WHAT NEEDS TO BE DONE
Your answer must be a single number: the count of lines in the records below that include the string "disponibilité".

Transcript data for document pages

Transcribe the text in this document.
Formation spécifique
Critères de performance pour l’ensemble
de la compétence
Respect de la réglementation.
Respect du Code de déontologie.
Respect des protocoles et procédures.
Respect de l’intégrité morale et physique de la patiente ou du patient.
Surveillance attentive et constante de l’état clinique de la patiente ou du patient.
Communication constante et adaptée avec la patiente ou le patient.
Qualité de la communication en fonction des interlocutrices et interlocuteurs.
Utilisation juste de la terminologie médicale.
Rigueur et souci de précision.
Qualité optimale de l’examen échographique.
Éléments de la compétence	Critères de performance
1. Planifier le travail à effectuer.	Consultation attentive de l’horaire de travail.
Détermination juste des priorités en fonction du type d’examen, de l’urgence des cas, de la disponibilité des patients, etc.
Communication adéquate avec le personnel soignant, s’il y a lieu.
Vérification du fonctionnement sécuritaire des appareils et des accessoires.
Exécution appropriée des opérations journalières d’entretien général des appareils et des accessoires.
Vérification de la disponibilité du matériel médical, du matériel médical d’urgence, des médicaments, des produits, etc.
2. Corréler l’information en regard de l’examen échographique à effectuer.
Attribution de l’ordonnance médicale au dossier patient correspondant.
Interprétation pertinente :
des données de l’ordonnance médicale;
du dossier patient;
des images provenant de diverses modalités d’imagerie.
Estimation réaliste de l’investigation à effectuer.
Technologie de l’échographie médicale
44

ANSWER
2